**Record excerpts:**
────────────────────
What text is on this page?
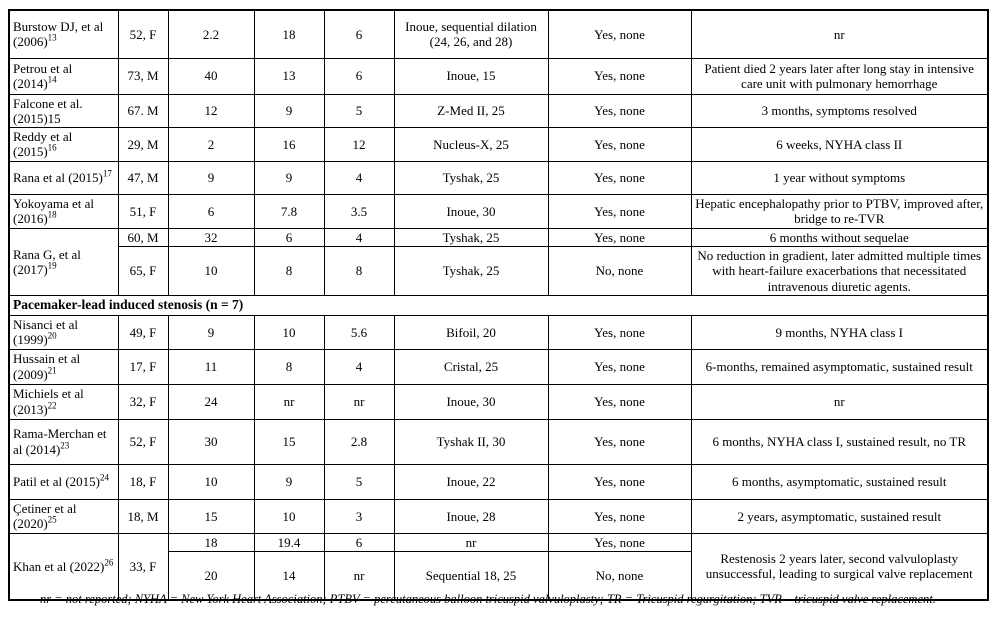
Burstow DJ, et al $(2006)^{13}$	52, F	2.2	18	6	Inoue, sequential dilation (24, 26, and 28)	Yes, none	nr
Petrou et al $(2014)^{14}$	73, M	40	13	6	Inoue, 15	Yes, none	Patient died 2 years later after long stay in intensive care unit with pulmonary hemorrhage
Falcone et al. (2015)15	67. M	12	9	5	Z-Med II, 25	Yes, none	3 months, symptoms resolved
Reddy et al $(2015)^{16}$	29, M	2	16	12	Nucleus-X, 25	Yes, none	6 weeks, NYHA class II
Rana et al $(2015)^{17}$	47, M	9	9	4	Tyshak, 25	Yes, none	1 year without symptoms
Yokoyama et al $(2016)^{18}$	51, F	6	7.8	3.5	Inoue, 30	Yes, none	Hepatic encephalopathy prior to PTBV, improved after, bridge to re-TVR
Rana G, et al $(2017)^{19}$	60, M	32	6	4	Tyshak, 25	Yes, none	6 months without sequelae
	65, F	10	8	8	Tyshak, 25	No, none	No reduction in gradient, later admitted multiple times with heart-failure exacerbations that necessitated intravenous diuretic agents.
Pacemaker-lead induced stenosis (n = 7)							
Nisanci et al $(1999)^{20}$	49, F	9	10	5.6	Bifoil, 20	Yes, none	9 months, NYHA class I
Hussain et al $(2009)^{21}$	17, F	11	8	4	Cristal, 25	Yes, none	6-months, remained asymptomatic, sustained result
Michiels et al $(2013)^{22}$	32, F	24	nr	nr	Inoue, 30	Yes, none	nr
Rama-Merchan et al $(2014)^{23}$	52, F	30	15	2.8	Tyshak II, 30	Yes, none	6 months, NYHA class I, sustained result, no TR
Patil et al $(2015)^{24}$	18, F	10	9	5	Inoue, 22	Yes, none	6 months, asymptomatic, sustained result
Çetiner et al $(2020)^{25}$	18, M	15	10	3	Inoue, 28	Yes, none	2 years, asymptomatic, sustained result
Khan et al $(2022)^{26}$	33, F	18	19.4	6	nr	Yes, none	Restenosis 2 years later, second valvuloplasty unsuccessful, leading to surgical valve replacement
		20	14	nr	Sequential 18, 25	No, none	
nr = not reported; NYHA = New York Heart Association; PTBV = percutaneous balloon tricuspid valvuloplasty; TR = Tricuspid regurgitation; TVR – tricuspid valve replacement.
────────────────────
From the material given, work out how many lines hold the string "after"; state that number and nothing further.

**Response:**
2